■ **Exercise goal**: Format every line of the material below as a Markdown table with the columns Row and Line. Skip blank lines and leave the pictures out.

■ **Input records**:
===
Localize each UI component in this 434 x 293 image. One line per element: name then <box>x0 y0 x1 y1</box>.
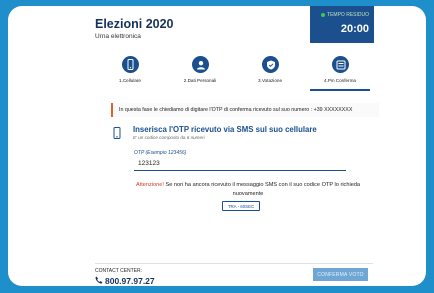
step-cellulare: 1.Cellulare <box>95 56 165 94</box>
user-icon <box>192 56 209 73</box>
sms-instructions: Inserisca l'OTP ricevuto via SMS sul suo… <box>113 124 373 146</box>
warning-text: Se non ha ancora ricevuto il messaggio S… <box>163 182 361 197</box>
confirm-vote-button[interactable]: CONFERMA VOTO <box>313 268 368 281</box>
step-dati-personali: 2.Dati Personali <box>165 56 235 94</box>
app-title: Elezioni 2020 <box>95 17 174 31</box>
timer-label-text: TEMPO RESIDUO <box>327 12 369 18</box>
sms-title: Inserisca l'OTP ricevuto via SMS sul suo… <box>133 125 317 134</box>
app-subtitle: Urna elettronica <box>95 33 141 40</box>
otp-input[interactable] <box>134 157 346 171</box>
app-frame: Elezioni 2020 Urna elettronica TEMPO RES… <box>8 6 426 286</box>
mobile-phone-icon <box>113 126 121 144</box>
shield-check-icon <box>262 56 279 73</box>
step-label: 3.Votazione <box>257 78 282 83</box>
contact-label: CONTACT CENTER: <box>95 268 143 274</box>
step-label: 4.Pin Conferma <box>324 78 356 83</box>
contact-phone: 800.97.97.27 <box>95 276 155 286</box>
step-pin-conferma: 4.Pin Conferma <box>305 56 375 94</box>
active-step-indicator <box>310 89 370 91</box>
sms-subtitle: E' un codice composto da 6 numeri <box>133 135 205 140</box>
step-votazione: 3.Votazione <box>235 56 305 94</box>
warning-strong: Attenzione! <box>135 182 164 188</box>
stepper: 1.Cellulare 2.Dati Personali 3.Votazione… <box>95 56 373 94</box>
status-dot-icon <box>321 13 326 17</box>
phone-icon <box>95 276 103 286</box>
mobile-phone-icon <box>122 56 139 73</box>
keypad-icon <box>332 56 349 73</box>
step-label: 1.Cellulare <box>119 78 141 83</box>
resend-otp-button[interactable]: TRA - 60SEC <box>222 201 260 211</box>
header: Elezioni 2020 Urna elettronica TEMPO RES… <box>8 6 426 48</box>
otp-label: OTP (Esempio 123456) <box>134 150 187 156</box>
warning-message: Attenzione! Se non ha ancora ricevuto il… <box>121 181 375 199</box>
timer-label: TEMPO RESIDUO <box>321 12 369 18</box>
timer-box: TEMPO RESIDUO 20:00 <box>310 6 374 43</box>
contact-phone-number: 800.97.97.27 <box>105 276 155 286</box>
timer-value: 20:00 <box>340 23 369 35</box>
footer-divider <box>95 263 373 264</box>
step-label: 2.Dati Personali <box>183 78 217 83</box>
info-message: In questa fase le chiediamo di digitare … <box>111 103 379 117</box>
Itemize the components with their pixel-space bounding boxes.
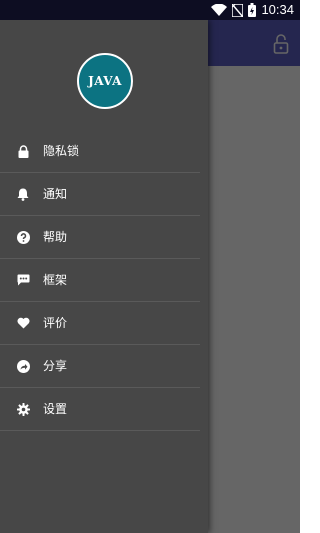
menu-item-settings[interactable]: 设置 <box>0 388 200 431</box>
drawer-menu: 隐私锁 通知 帮助 框架 评价 分享 设置 <box>0 130 208 431</box>
menu-item-help[interactable]: 帮助 <box>0 216 200 259</box>
menu-item-label: 通知 <box>43 187 68 201</box>
wifi-icon <box>211 4 228 16</box>
menu-item-label: 帮助 <box>43 230 68 244</box>
drawer-header: JAVA <box>0 20 208 130</box>
chat-bubble-icon <box>16 273 30 287</box>
status-icons: 10:34 <box>211 2 294 18</box>
menu-item-rate[interactable]: 评价 <box>0 302 200 345</box>
menu-item-label: 分享 <box>43 359 68 373</box>
share-icon <box>16 359 30 373</box>
battery-charging-icon <box>248 3 257 17</box>
gear-icon <box>16 402 30 416</box>
menu-item-label: 设置 <box>43 402 68 416</box>
menu-item-share[interactable]: 分享 <box>0 345 200 388</box>
menu-item-label: 隐私锁 <box>43 144 80 158</box>
menu-item-label: 评价 <box>43 316 68 330</box>
menu-item-privacy-lock[interactable]: 隐私锁 <box>0 130 200 173</box>
no-sim-icon <box>232 3 244 17</box>
avatar-text: JAVA <box>88 74 122 88</box>
menu-item-notifications[interactable]: 通知 <box>0 173 200 216</box>
status-bar: 10:34 <box>0 0 300 20</box>
menu-item-label: 框架 <box>43 273 68 287</box>
avatar[interactable]: JAVA <box>77 53 133 109</box>
lock-icon <box>16 144 30 158</box>
status-time: 10:34 <box>261 2 294 17</box>
heart-icon <box>16 316 30 330</box>
menu-item-framework[interactable]: 框架 <box>0 259 200 302</box>
app-screen: 10:34 框架 JAVA 隐私锁 <box>0 0 300 533</box>
navigation-drawer: JAVA 隐私锁 通知 帮助 框架 评价 分享 设置 <box>0 20 208 533</box>
help-icon <box>16 230 30 244</box>
bell-icon <box>16 187 30 201</box>
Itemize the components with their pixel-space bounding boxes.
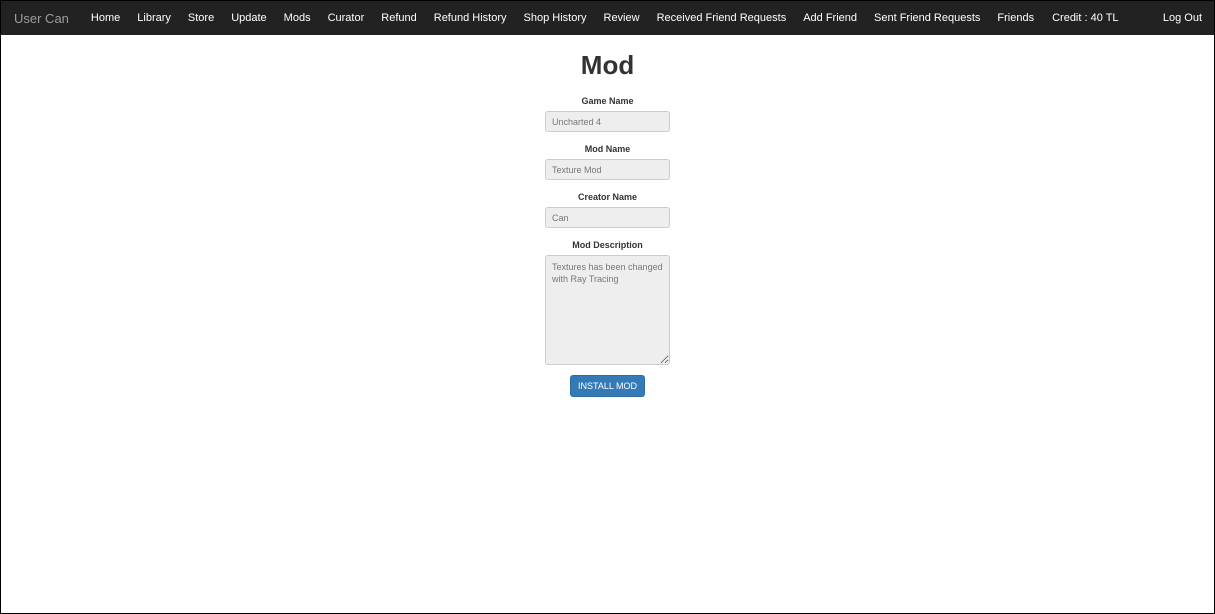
credit-balance: Credit : 40 TL	[1052, 12, 1119, 24]
nav-item-mods[interactable]: Mods	[284, 12, 311, 24]
creator-name-input[interactable]	[545, 207, 670, 228]
nav-item-store[interactable]: Store	[188, 12, 214, 24]
mod-description-label: Mod Description	[572, 240, 643, 250]
nav-item-refund-history[interactable]: Refund History	[434, 12, 507, 24]
nav-item-shop-history[interactable]: Shop History	[524, 12, 587, 24]
mod-name-input[interactable]	[545, 159, 670, 180]
page-title: Mod	[580, 50, 635, 80]
nav-item-refund[interactable]: Refund	[381, 12, 416, 24]
nav-item-update[interactable]: Update	[231, 12, 266, 24]
logout-link[interactable]: Log Out	[1163, 1, 1202, 35]
nav-item-review[interactable]: Review	[604, 12, 640, 24]
game-name-label: Game Name	[581, 96, 634, 106]
page-frame: User Can Home Library Store Update Mods …	[0, 0, 1215, 614]
top-navbar: User Can Home Library Store Update Mods …	[1, 1, 1214, 35]
navbar-brand[interactable]: User Can	[14, 11, 69, 26]
nav-item-curator[interactable]: Curator	[328, 12, 365, 24]
install-mod-button[interactable]: INSTALL MOD	[570, 375, 645, 397]
nav-item-received-friend-requests[interactable]: Received Friend Requests	[657, 12, 787, 24]
nav-item-library[interactable]: Library	[137, 12, 171, 24]
nav-item-friends[interactable]: Friends	[997, 12, 1034, 24]
mod-name-label: Mod Name	[584, 144, 631, 154]
mod-description-textarea[interactable]: Textures has been changed with Ray Traci…	[545, 255, 670, 365]
nav-item-sent-friend-requests[interactable]: Sent Friend Requests	[874, 12, 980, 24]
nav-item-add-friend[interactable]: Add Friend	[803, 12, 857, 24]
mod-form-container: Mod Game Name Mod Name Creator Name Mod …	[1, 35, 1214, 397]
game-name-input[interactable]	[545, 111, 670, 132]
nav-item-home[interactable]: Home	[91, 12, 120, 24]
nav-items: Home Library Store Update Mods Curator R…	[91, 1, 1119, 35]
creator-name-label: Creator Name	[577, 192, 638, 202]
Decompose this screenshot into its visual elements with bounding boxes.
===
■ **Answer for the task**:
| Row | Line |
|---|---|
| 1 | Localize each UI component in this 434 x 293 image. One line per element: name then <box>x0 y0 x1 y1</box>. |
| 2 | step-cellulare: 1.Cellulare <box>95 56 165 94</box> |
| 3 | user-icon <box>192 56 209 73</box> |
| 4 | sms-instructions: Inserisca l'OTP ricevuto via SMS sul suo… <box>113 124 373 146</box> |
| 5 | warning-text: Se non ha ancora ricevuto il messaggio S… <box>163 182 361 197</box> |
| 6 | confirm-vote-button[interactable]: CONFERMA VOTO <box>313 268 368 281</box> |
| 7 | step-dati-personali: 2.Dati Personali <box>165 56 235 94</box> |
| 8 | app-title: Elezioni 2020 <box>95 17 174 31</box> |
| 9 | timer-label-text: TEMPO RESIDUO <box>327 12 369 18</box> |
| 10 | sms-title: Inserisca l'OTP ricevuto via SMS sul suo… <box>133 125 317 134</box> |
| 11 | app-subtitle: Urna elettronica <box>95 33 141 40</box> |
| 12 | otp-input[interactable] <box>134 157 346 171</box> |
| 13 | app-frame: Elezioni 2020 Urna elettronica TEMPO RES… <box>8 6 426 286</box> |
| 14 | mobile-phone-icon <box>113 126 121 144</box> |
| 15 | shield-check-icon <box>262 56 279 73</box> |
| 16 | step-label: 3.Votazione <box>257 78 282 83</box> |
| 17 | contact-label: CONTACT CENTER: <box>95 268 143 274</box> |
| 18 | step-label: 4.Pin Conferma <box>324 78 356 83</box> |
| 19 | contact-phone: 800.97.97.27 <box>95 276 155 286</box> |
| 20 | step-pin-conferma: 4.Pin Conferma <box>305 56 375 94</box> |
| 21 | active-step-indicator <box>310 89 370 91</box> |
| 22 | sms-subtitle: E' un codice composto da 6 numeri <box>133 135 205 140</box> |
| 23 | step-votazione: 3.Votazione <box>235 56 305 94</box> |
| 24 | warning-strong: Attenzione! <box>135 182 164 188</box> |
| 25 | stepper: 1.Cellulare 2.Dati Personali 3.Votazione… <box>95 56 373 94</box> |
| 26 | status-dot-icon <box>321 13 326 17</box> |
| 27 | phone-icon <box>95 276 103 286</box> |
| 28 | mobile-phone-icon <box>122 56 139 73</box> |
| 29 | keypad-icon <box>332 56 349 73</box> |
| 30 | step-label: 1.Cellulare <box>119 78 141 83</box> |
| 31 | resend-otp-button[interactable]: TRA - 60SEC <box>222 201 260 211</box> |
| 32 | header: Elezioni 2020 Urna elettronica TEMPO RES… <box>8 6 426 48</box> |
| 33 | otp-label: OTP (Esempio 123456) <box>134 150 187 156</box> |
| 34 | warning-message: Attenzione! Se non ha ancora ricevuto il… <box>121 181 375 199</box> |
| 35 | timer-label: TEMPO RESIDUO <box>321 12 369 18</box> |
| 36 | timer-box: TEMPO RESIDUO 20:00 <box>310 6 374 43</box> |
| 37 | contact-phone-number: 800.97.97.27 <box>105 276 155 286</box> |
| 38 | timer-value: 20:00 <box>340 23 369 35</box> |
| 39 | footer-divider <box>95 263 373 264</box> |
| 40 | step-label: 2.Dati Personali <box>183 78 217 83</box> |
| 41 | info-message: In questa fase le chiediamo di digitare … <box>111 103 379 117</box> |
| 42 | Itemize the components with their pixel-space bounding boxes. |
| 43 | menu-item-settings[interactable]: 设置 <box>0 388 200 431</box> |
| 44 | drawer-menu: 隐私锁 通知 帮助 框架 评价 分享 设置 <box>0 130 208 431</box> |
| 45 | menu-item-help[interactable]: 帮助 <box>0 216 200 259</box> |
| 46 | menu-item-label: 通知 <box>43 187 68 201</box> |
| 47 | wifi-icon <box>211 4 228 16</box> |
| 48 | menu-item-label: 帮助 <box>43 230 68 244</box> |
| 49 | drawer-header: JAVA <box>0 20 208 130</box> |
| 50 | chat-bubble-icon <box>16 273 30 287</box> |
| 51 | status-icons: 10:34 <box>211 2 294 18</box> |
| 52 | menu-item-rate[interactable]: 评价 <box>0 302 200 345</box> |
| 53 | menu-item-label: 分享 <box>43 359 68 373</box> |
| 54 | share-icon <box>16 359 30 373</box> |
| 55 | battery-charging-icon <box>248 3 257 17</box> |
| 56 | gear-icon <box>16 402 30 416</box> |
| 57 | menu-item-label: 设置 <box>43 402 68 416</box> |
| 58 | menu-item-share[interactable]: 分享 <box>0 345 200 388</box> |
| 59 | menu-item-label: 隐私锁 <box>43 144 80 158</box> |
| 60 | menu-item-label: 评价 <box>43 316 68 330</box> |
| 61 | menu-item-privacy-lock[interactable]: 隐私锁 <box>0 130 200 173</box> |
| 62 | no-sim-icon <box>232 3 244 17</box> |
| 63 | avatar-text: JAVA <box>88 74 122 88</box> |
| 64 | menu-item-notifications[interactable]: 通知 <box>0 173 200 216</box> |
| 65 | status-bar: 10:34 <box>0 0 300 20</box> |
| 66 | menu-item-label: 框架 <box>43 273 68 287</box> |
| 67 | avatar[interactable]: JAVA <box>77 53 133 109</box> |
| 68 | lock-icon <box>16 144 30 158</box> |
| 69 | status-time: 10:34 <box>261 2 294 17</box> |
| 70 | heart-icon <box>16 316 30 330</box> |
| 71 | menu-item-framework[interactable]: 框架 <box>0 259 200 302</box> |
| 72 | app-screen: 10:34 框架 JAVA 隐私锁 <box>0 0 300 533</box> |
| 73 | navigation-drawer: JAVA 隐私锁 通知 帮助 框架 评价 分享 设置 <box>0 20 208 533</box> |
| 74 | help-icon <box>16 230 30 244</box> |
| 75 | bell-icon <box>16 187 30 201</box> |
| 76 | Itemize the components with their pixel-space bounding boxes. |
| 77 | credit-balance: Credit : 40 TL	[1052, 12, 1119, 24] |
| 78 | nav-item-mods[interactable]: Mods	[284, 12, 311, 24] |
| 79 | creator-name-input[interactable]	[545, 207, 670, 228] |
| 80 | nav-item-store[interactable]: Store	[188, 12, 214, 24] |
| 81 | mod-description-label: Mod Description	[572, 240, 643, 250] |
| 82 | nav-item-refund-history[interactable]: Refund History	[434, 12, 507, 24] |
| 83 | nav-item-shop-history[interactable]: Shop History	[524, 12, 587, 24] |
| 84 | mod-name-input[interactable]	[545, 159, 670, 180] |
| 85 | page-title: Mod	[580, 50, 635, 80] |
| 86 | nav-item-refund[interactable]: Refund	[381, 12, 416, 24] |
| 87 | nav-item-update[interactable]: Update	[231, 12, 266, 24] |
| 88 | logout-link[interactable]: Log Out	[1163, 1, 1202, 35] |
| 89 | nav-item-review[interactable]: Review	[604, 12, 640, 24] |
| 90 | game-name-label: Game Name	[581, 96, 634, 106] |
| 91 | page-frame: User Can Home Library Store Update Mods …	[0, 0, 1215, 614] |
| 92 | top-navbar: User Can Home Library Store Update Mods …	[1, 1, 1214, 35] |
| 93 | navbar-brand[interactable]: User Can	[14, 11, 69, 26] |
| 94 | nav-item-curator[interactable]: Curator	[328, 12, 365, 24] |
| 95 | install-mod-button[interactable]: INSTALL MOD	[570, 375, 645, 397] |
| 96 | nav-item-received-friend-requests[interactable]: Received Friend Requests	[657, 12, 787, 24] |
| 97 | nav-item-library[interactable]: Library	[137, 12, 171, 24] |
| 98 | nav-item-friends[interactable]: Friends	[997, 12, 1034, 24] |
| 99 | mod-name-label: Mod Name	[584, 144, 631, 154] |
| 100 | mod-description-textarea[interactable]: Textures has been changed with Ray Traci…	[545, 255, 670, 365] |
| 101 | nav-item-sent-friend-requests[interactable]: Sent Friend Requests	[874, 12, 980, 24] |
| 102 | nav-item-add-friend[interactable]: Add Friend	[803, 12, 857, 24] |
| 103 | mod-form-container: Mod Game Name Mod Name Creator Name Mod …	[1, 35, 1214, 397] |
| 104 | game-name-input[interactable]	[545, 111, 670, 132] |
| 105 | nav-item-home[interactable]: Home	[91, 12, 120, 24] |
| 106 | nav-items: Home Library Store Update Mods Curator R…	[91, 1, 1119, 35] |
| 107 | creator-name-label: Creator Name	[577, 192, 638, 202] |
| 108 | Decompose this screenshot into its visual elements with bounding boxes. |